** start of Exercise material **

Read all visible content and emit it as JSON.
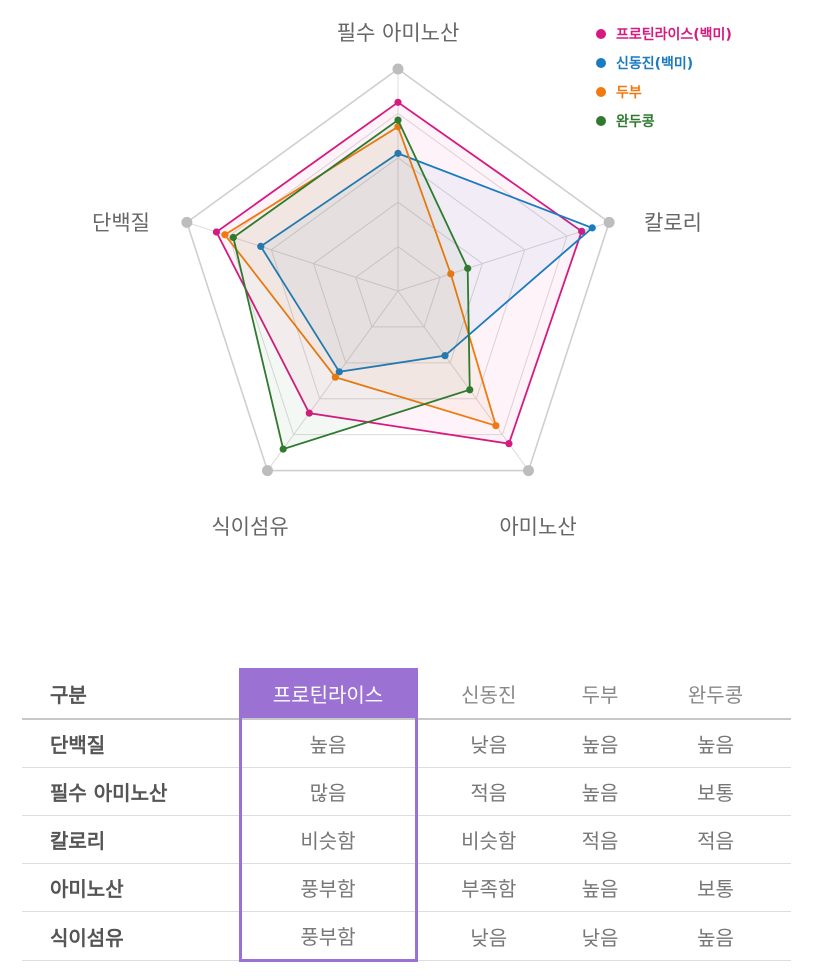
{
  "chart_data": {
    "type": "radar",
    "axes": [
      "필수 아미노산",
      "칼로리",
      "아미노산",
      "식이섬유",
      "단백질"
    ],
    "range": [
      0,
      1
    ],
    "grid_levels": 5,
    "series": [
      {
        "name": "프로틴라이스(백미)",
        "color": "#d61a7f",
        "values": [
          0.85,
          0.87,
          0.85,
          0.68,
          0.86
        ]
      },
      {
        "name": "신동진(백미)",
        "color": "#1a7bc0",
        "values": [
          0.62,
          0.92,
          0.36,
          0.45,
          0.65
        ]
      },
      {
        "name": "두부",
        "color": "#f07a10",
        "values": [
          0.74,
          0.25,
          0.75,
          0.48,
          0.82
        ]
      },
      {
        "name": "완두콩",
        "color": "#2f7a2f",
        "values": [
          0.77,
          0.33,
          0.55,
          0.88,
          0.78
        ]
      }
    ]
  },
  "table": {
    "headers": [
      "구분",
      "프로틴라이스",
      "신동진",
      "두부",
      "완두콩"
    ],
    "highlight_color": "#9b72d4",
    "rows": [
      {
        "label": "단백질",
        "cells": [
          "높음",
          "낮음",
          "높음",
          "높음"
        ]
      },
      {
        "label": "필수 아미노산",
        "cells": [
          "많음",
          "적음",
          "높음",
          "보통"
        ]
      },
      {
        "label": "칼로리",
        "cells": [
          "비슷함",
          "비슷함",
          "적음",
          "적음"
        ]
      },
      {
        "label": "아미노산",
        "cells": [
          "풍부함",
          "부족함",
          "높음",
          "보통"
        ]
      },
      {
        "label": "식이섬유",
        "cells": [
          "풍부함",
          "낮음",
          "낮음",
          "높음"
        ]
      }
    ]
  }
}
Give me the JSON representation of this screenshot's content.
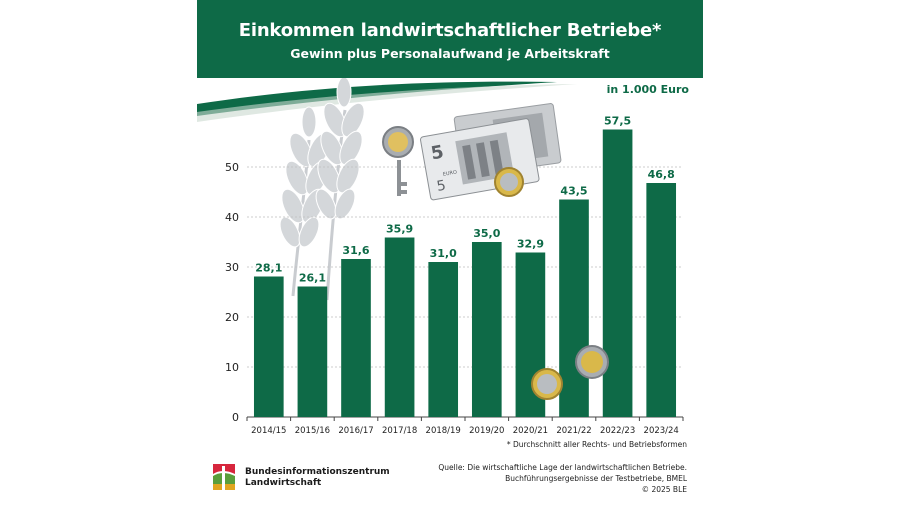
{
  "header": {
    "title": "Einkommen landwirtschaftlicher Betriebe*",
    "subtitle": "Gewinn plus Personalaufwand je Arbeitskraft"
  },
  "unit_label": "in 1.000 Euro",
  "footnote": "* Durchschnitt aller Rechts- und Betriebsformen",
  "logo": {
    "line1": "Bundesinformationszentrum",
    "line2": "Landwirtschaft"
  },
  "source": {
    "line1": "Quelle: Die wirtschaftliche Lage der landwirtschaftlichen Betriebe.",
    "line2": "Buchführungsergebnisse der Testbetriebe, BMEL",
    "line3": "© 2025 BLE"
  },
  "colors": {
    "brand_green": "#0e6a47",
    "grid": "#bfbfbf"
  },
  "illustrations": {
    "banknote_label": "5",
    "banknote_word": "EURO"
  },
  "chart_data": {
    "type": "bar",
    "categories": [
      "2014/15",
      "2015/16",
      "2016/17",
      "2017/18",
      "2018/19",
      "2019/20",
      "2020/21",
      "2021/22",
      "2022/23",
      "2023/24"
    ],
    "values": [
      28.1,
      26.1,
      31.6,
      35.9,
      31.0,
      35.0,
      32.9,
      43.5,
      57.5,
      46.8
    ],
    "value_labels": [
      "28,1",
      "26,1",
      "31,6",
      "35,9",
      "31,0",
      "35,0",
      "32,9",
      "43,5",
      "57,5",
      "46,8"
    ],
    "title": "Einkommen landwirtschaftlicher Betriebe*",
    "subtitle": "Gewinn plus Personalaufwand je Arbeitskraft",
    "ylabel": "in 1.000 Euro",
    "ylim": [
      0,
      60
    ],
    "yticks": [
      0,
      10,
      20,
      30,
      40,
      50
    ],
    "grid": true,
    "legend": "none"
  }
}
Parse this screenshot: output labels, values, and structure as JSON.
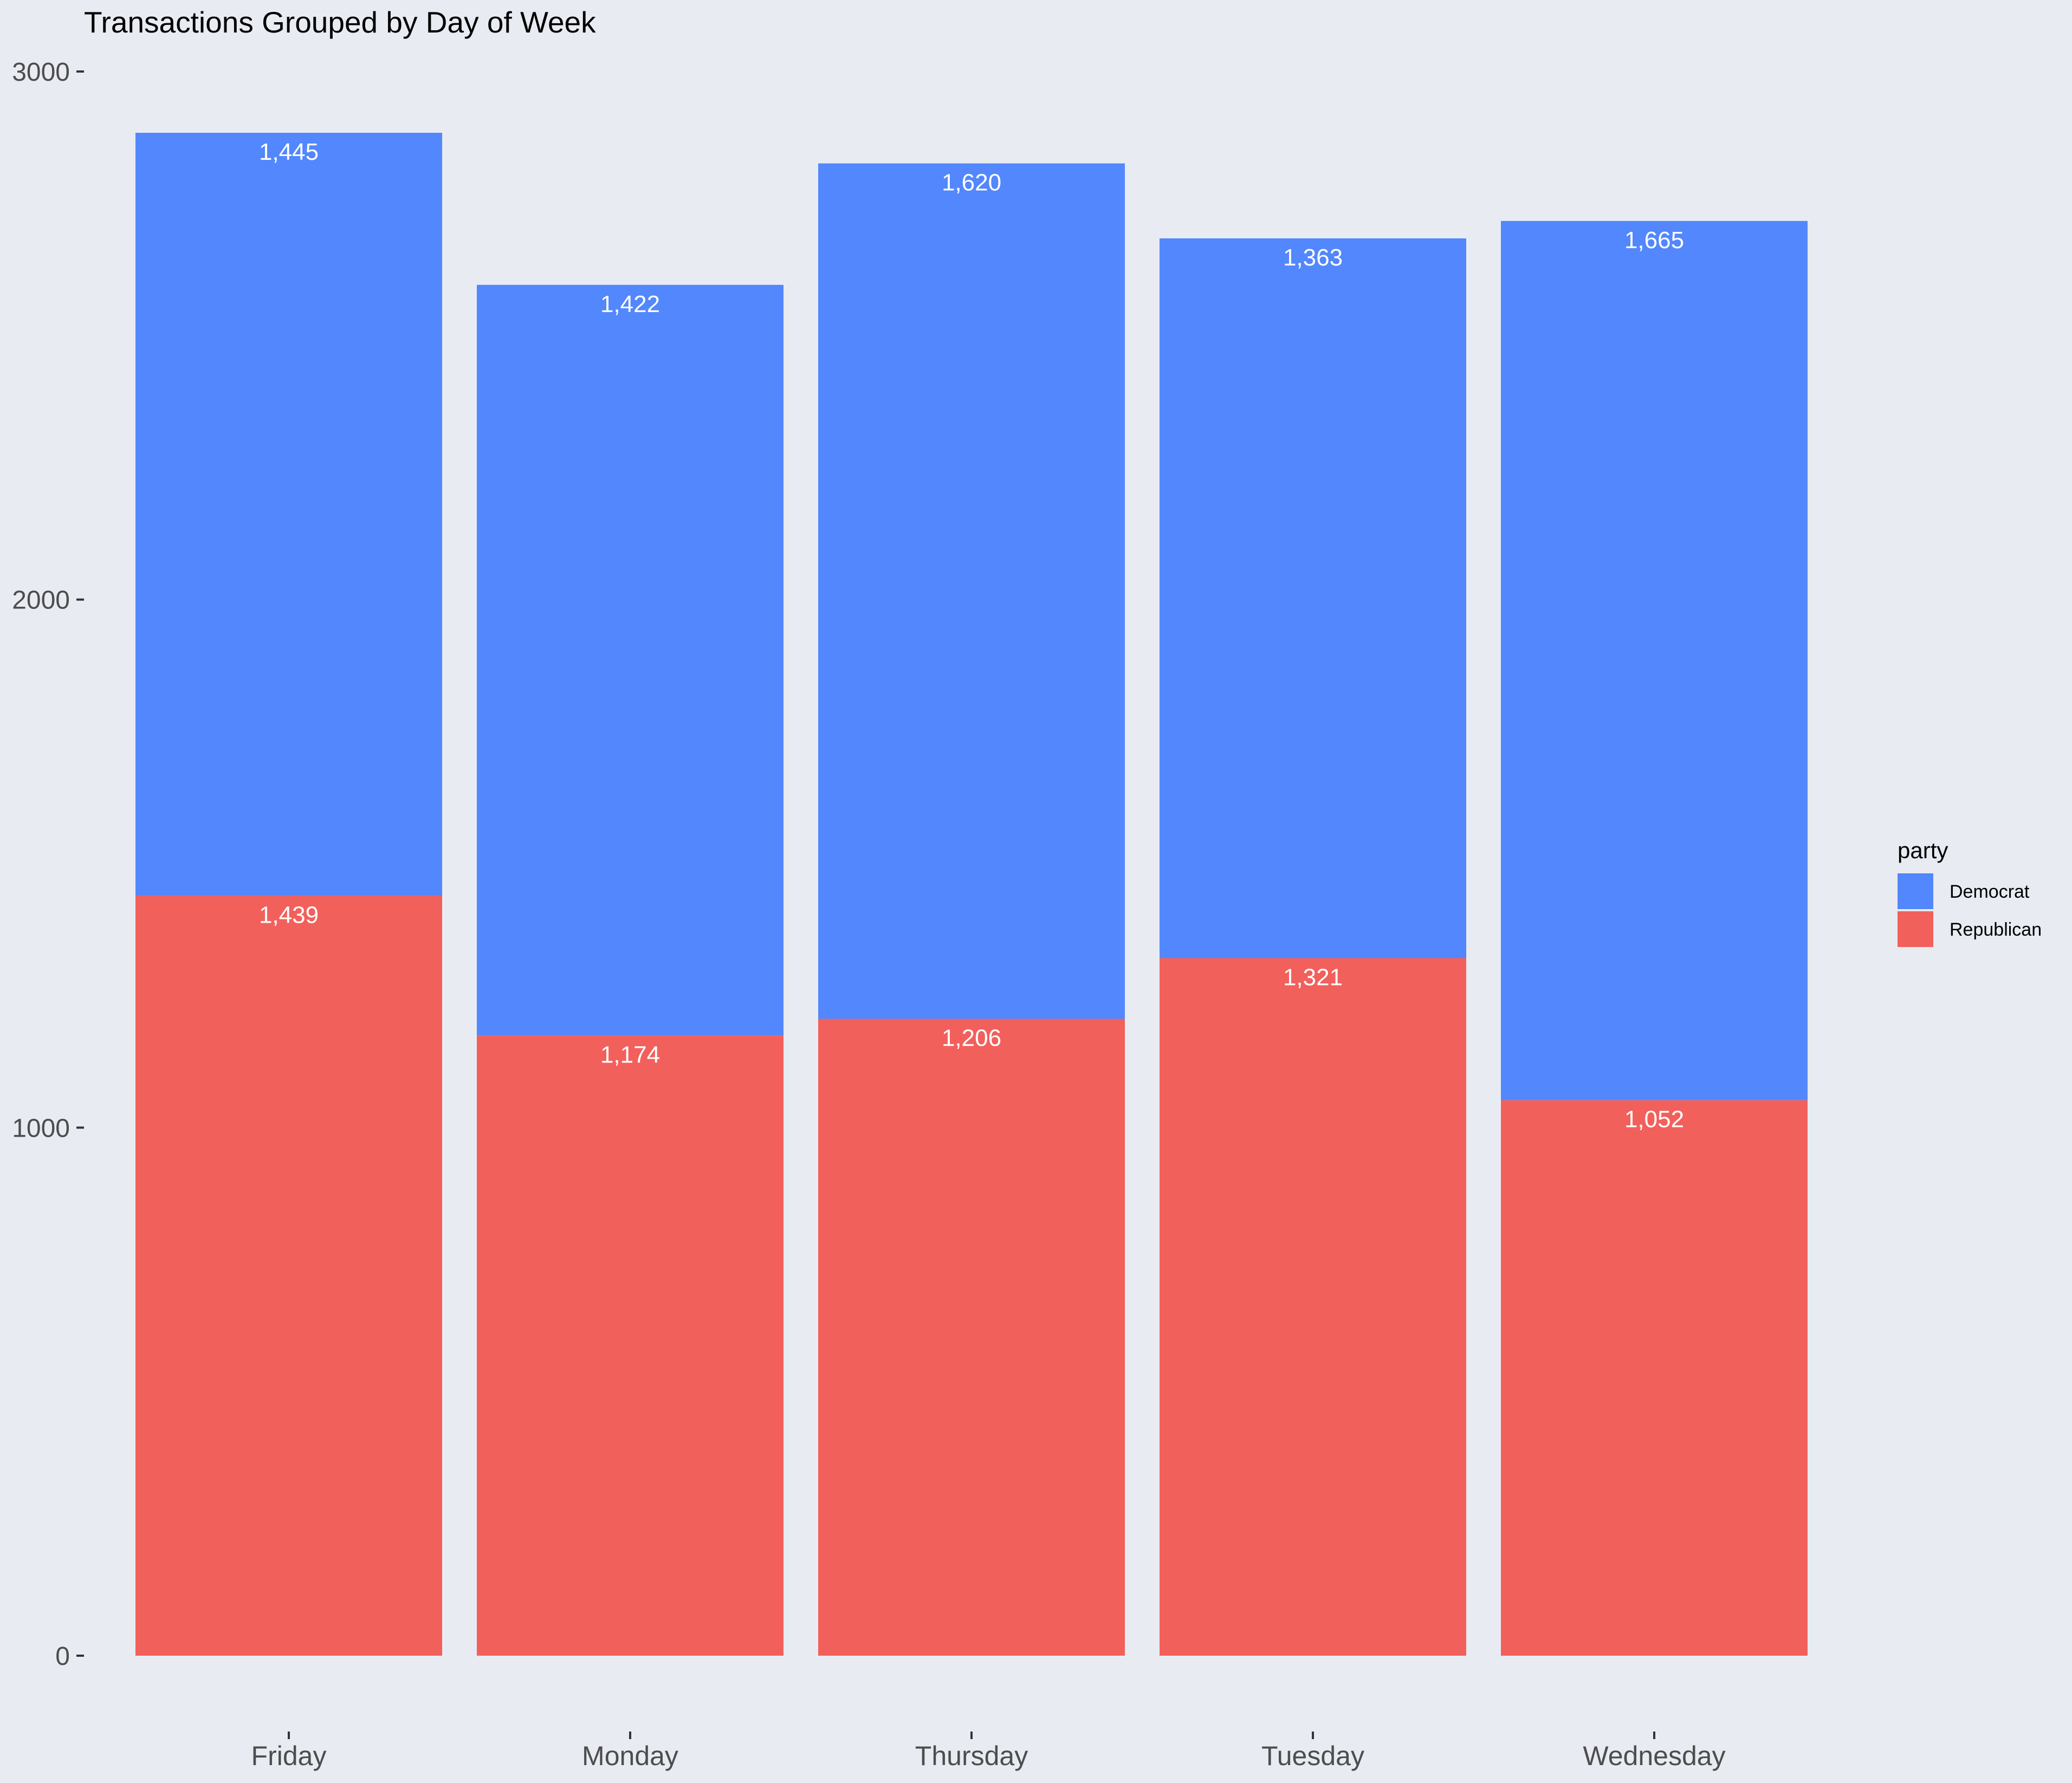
{
  "chart_data": {
    "type": "bar",
    "stacked": true,
    "title": "Transactions Grouped by Day of Week",
    "xlabel": "",
    "ylabel": "",
    "categories": [
      "Friday",
      "Monday",
      "Thursday",
      "Tuesday",
      "Wednesday"
    ],
    "ylim": [
      0,
      3000
    ],
    "yticks": [
      0,
      1000,
      2000,
      3000
    ],
    "grid": false,
    "legend": {
      "title": "party",
      "placement": "right"
    },
    "series": [
      {
        "name": "Republican",
        "color": "#f2605c",
        "values": [
          1439,
          1174,
          1206,
          1321,
          1052
        ],
        "labels": [
          "1,439",
          "1,174",
          "1,206",
          "1,321",
          "1,052"
        ]
      },
      {
        "name": "Democrat",
        "color": "#5287fd",
        "values": [
          1445,
          1422,
          1620,
          1363,
          1665
        ],
        "labels": [
          "1,445",
          "1,422",
          "1,620",
          "1,363",
          "1,665"
        ]
      }
    ],
    "legend_order": [
      "Democrat",
      "Republican"
    ]
  }
}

** end of Exercise material **

Within the material above, find the lines that contain the word "plus"; copy them.

* _Written answer_:
    "subtitle": "Gewinn plus Personalaufwand je Arbeitskraft"
    "subtitle": "Gewinn plus Personalaufwand je Arbeitskraft",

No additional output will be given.